Task statement
Omit every image, and transcribe the remaining entries exactly as given.

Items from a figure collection
=======
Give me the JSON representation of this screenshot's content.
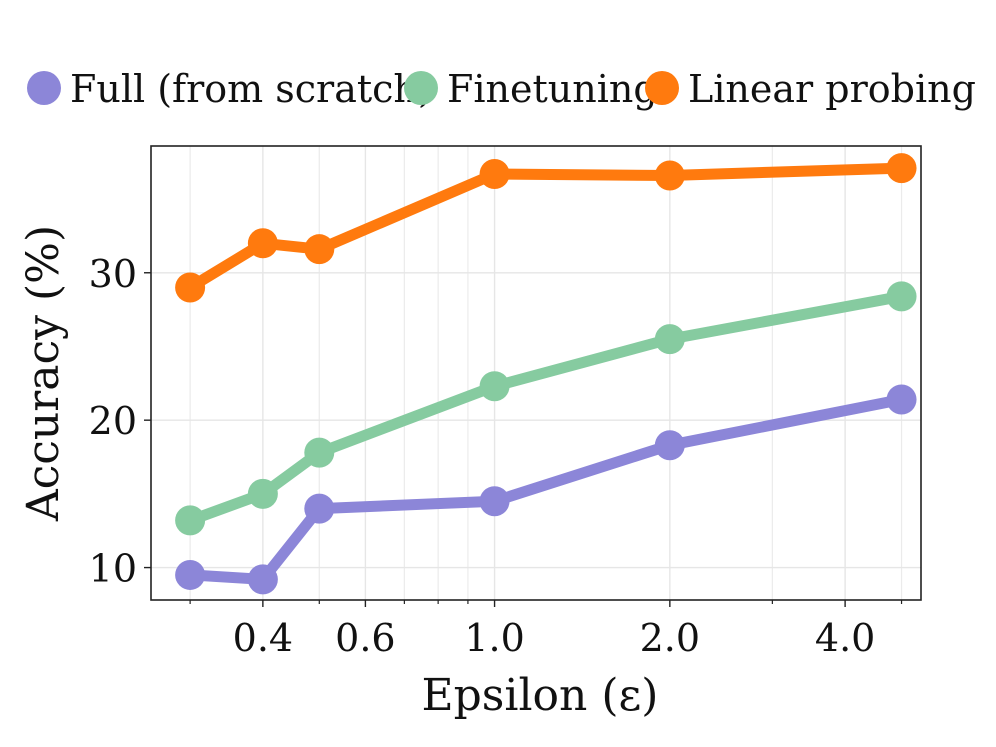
{
  "chart_data": {
    "type": "line",
    "xscale": "log",
    "xlabel": "Epsilon (ε)",
    "ylabel": "Accuracy (%)",
    "ylim": [
      7.8,
      38.6
    ],
    "xlim": [
      0.257,
      5.4
    ],
    "xticks": [
      {
        "value": 0.4,
        "label": "0.4"
      },
      {
        "value": 0.6,
        "label": "0.6"
      },
      {
        "value": 1.0,
        "label": "1.0"
      },
      {
        "value": 2.0,
        "label": "2.0"
      },
      {
        "value": 4.0,
        "label": "4.0"
      }
    ],
    "yticks": [
      {
        "value": 10,
        "label": "10"
      },
      {
        "value": 20,
        "label": "20"
      },
      {
        "value": 30,
        "label": "30"
      }
    ],
    "grid": true,
    "legend_position": "top",
    "series": [
      {
        "name": "Full (from scratch)",
        "color": "#8c86d8",
        "x": [
          0.3,
          0.4,
          0.5,
          1.0,
          2.0,
          5.0
        ],
        "y": [
          9.5,
          9.2,
          14.0,
          14.5,
          18.3,
          21.4
        ]
      },
      {
        "name": "Finetuning",
        "color": "#86cba0",
        "x": [
          0.3,
          0.4,
          0.5,
          1.0,
          2.0,
          5.0
        ],
        "y": [
          13.2,
          15.0,
          17.8,
          22.3,
          25.5,
          28.4
        ]
      },
      {
        "name": "Linear probing",
        "color": "#ff7a0e",
        "x": [
          0.3,
          0.4,
          0.5,
          1.0,
          2.0,
          5.0
        ],
        "y": [
          29.0,
          32.0,
          31.6,
          36.7,
          36.6,
          37.1
        ]
      }
    ]
  }
}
=======
Written answer
Give me the JSON representation of this screenshot's content.
{
  "chart_data": {
    "type": "line",
    "xscale": "log",
    "xlabel": "Epsilon (ε)",
    "ylabel": "Accuracy (%)",
    "ylim": [
      7.8,
      38.6
    ],
    "xlim": [
      0.257,
      5.4
    ],
    "xticks": [
      {
        "value": 0.4,
        "label": "0.4"
      },
      {
        "value": 0.6,
        "label": "0.6"
      },
      {
        "value": 1.0,
        "label": "1.0"
      },
      {
        "value": 2.0,
        "label": "2.0"
      },
      {
        "value": 4.0,
        "label": "4.0"
      }
    ],
    "yticks": [
      {
        "value": 10,
        "label": "10"
      },
      {
        "value": 20,
        "label": "20"
      },
      {
        "value": 30,
        "label": "30"
      }
    ],
    "grid": true,
    "legend_position": "top",
    "series": [
      {
        "name": "Full (from scratch)",
        "color": "#8c86d8",
        "x": [
          0.3,
          0.4,
          0.5,
          1.0,
          2.0,
          5.0
        ],
        "y": [
          9.5,
          9.2,
          14.0,
          14.5,
          18.3,
          21.4
        ]
      },
      {
        "name": "Finetuning",
        "color": "#86cba0",
        "x": [
          0.3,
          0.4,
          0.5,
          1.0,
          2.0,
          5.0
        ],
        "y": [
          13.2,
          15.0,
          17.8,
          22.3,
          25.5,
          28.4
        ]
      },
      {
        "name": "Linear probing",
        "color": "#ff7a0e",
        "x": [
          0.3,
          0.4,
          0.5,
          1.0,
          2.0,
          5.0
        ],
        "y": [
          29.0,
          32.0,
          31.6,
          36.7,
          36.6,
          37.1
        ]
      }
    ]
  }
}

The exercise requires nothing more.